◆ EXERCISE REQUIREMENTS: Repeat the data below exactly, dropping any pictures it holds.

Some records
○ ○ ○ ○

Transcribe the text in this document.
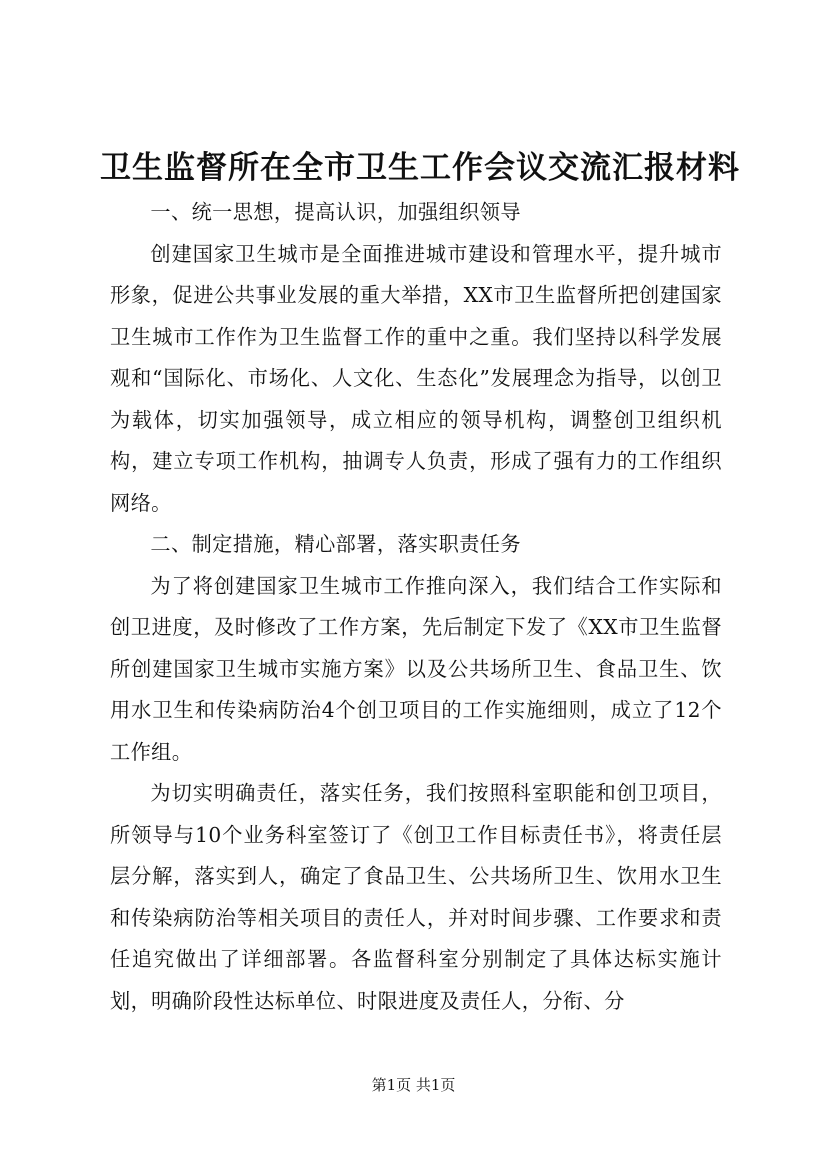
卫生监督所在全市卫生工作会议交流汇报材料

一、统一思想，提高认识，加强组织领导

创建国家卫生城市是全面推进城市建设和管理水平，提升城市形象，促进公共事业发展的重大举措，XX市卫生监督所把创建国家卫生城市工作作为卫生监督工作的重中之重。我们坚持以科学发展观和“国际化、市场化、人文化、生态化”发展理念为指导，以创卫为载体，切实加强领导，成立相应的领导机构，调整创卫组织机构，建立专项工作机构，抽调专人负责，形成了强有力的工作组织网络。

二、制定措施，精心部署，落实职责任务

为了将创建国家卫生城市工作推向深入，我们结合工作实际和创卫进度，及时修改了工作方案，先后制定下发了《XX市卫生监督所创建国家卫生城市实施方案》以及公共场所卫生、食品卫生、饮用水卫生和传染病防治4个创卫项目的工作实施细则，成立了12个工作组。

为切实明确责任，落实任务，我们按照科室职能和创卫项目，所领导与10个业务科室签订了《创卫工作目标责任书》，将责任层层分解，落实到人，确定了食品卫生、公共场所卫生、饮用水卫生和传染病防治等相关项目的责任人，并对时间步骤、工作要求和责任追究做出了详细部署。各监督科室分别制定了具体达标实施计划，明确阶段性达标单位、时限进度及责任人，分衔、分

第1页 共1页
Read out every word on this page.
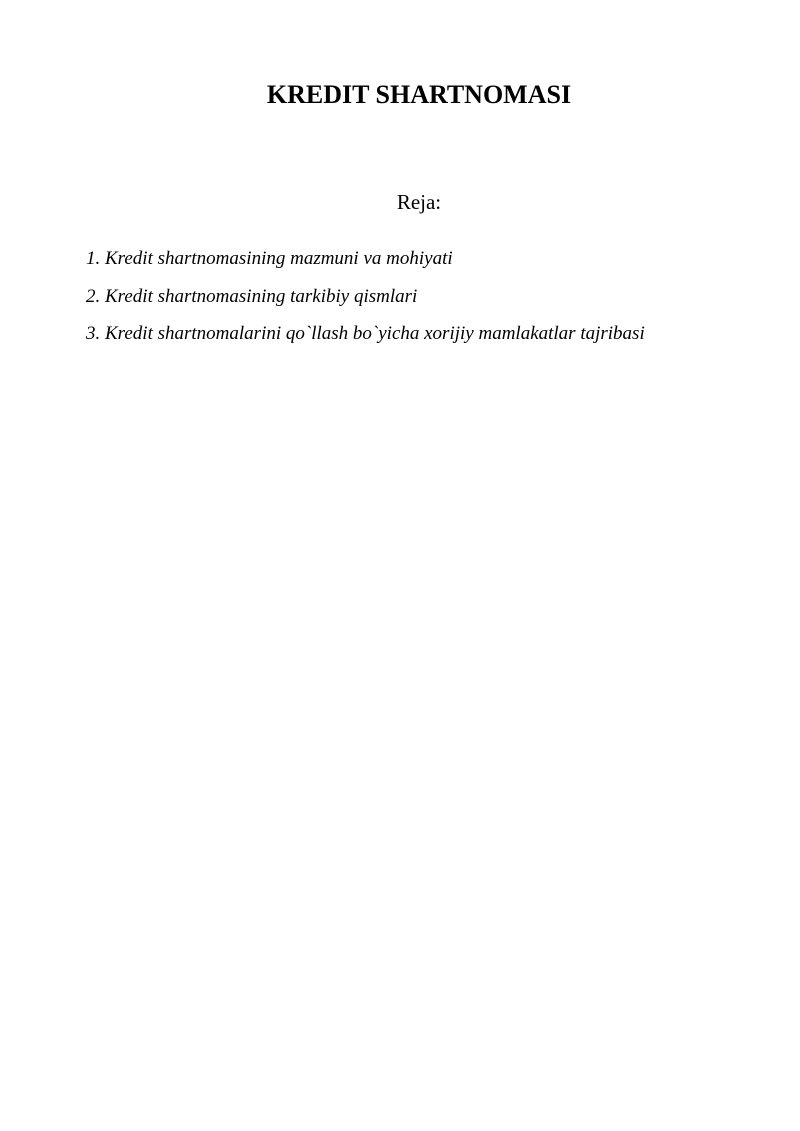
KREDIT SHARTNOMASI

Reja:

1. Kredit shartnomasining mazmuni va mohiyati
2. Kredit shartnomasining tarkibiy qismlari
3. Kredit shartnomalarini qo`llash bo`yicha xorijiy mamlakatlar tajribasi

○ ○ ○ ○

◆ WRITTEN ANSWER:
Transcribe the text in this document.
卫生监督所在全市卫生工作会议交流汇报材料

一、统一思想，提高认识，加强组织领导

创建国家卫生城市是全面推进城市建设和管理水平，提升城市形象，促进公共事业发展的重大举措，XX市卫生监督所把创建国家卫生城市工作作为卫生监督工作的重中之重。我们坚持以科学发展观和“国际化、市场化、人文化、生态化”发展理念为指导，以创卫为载体，切实加强领导，成立相应的领导机构，调整创卫组织机构，建立专项工作机构，抽调专人负责，形成了强有力的工作组织网络。

二、制定措施，精心部署，落实职责任务

为了将创建国家卫生城市工作推向深入，我们结合工作实际和创卫进度，及时修改了工作方案，先后制定下发了《XX市卫生监督所创建国家卫生城市实施方案》以及公共场所卫生、食品卫生、饮用水卫生和传染病防治4个创卫项目的工作实施细则，成立了12个工作组。

为切实明确责任，落实任务，我们按照科室职能和创卫项目，所领导与10个业务科室签订了《创卫工作目标责任书》，将责任层层分解，落实到人，确定了食品卫生、公共场所卫生、饮用水卫生和传染病防治等相关项目的责任人，并对时间步骤、工作要求和责任追究做出了详细部署。各监督科室分别制定了具体达标实施计划，明确阶段性达标单位、时限进度及责任人，分衔、分

第1页 共1页
Read out every word on this page.
KREDIT SHARTNOMASI

Reja:

1. Kredit shartnomasining mazmuni va mohiyati
2. Kredit shartnomasining tarkibiy qismlari
3. Kredit shartnomalarini qo`llash bo`yicha xorijiy mamlakatlar tajribasi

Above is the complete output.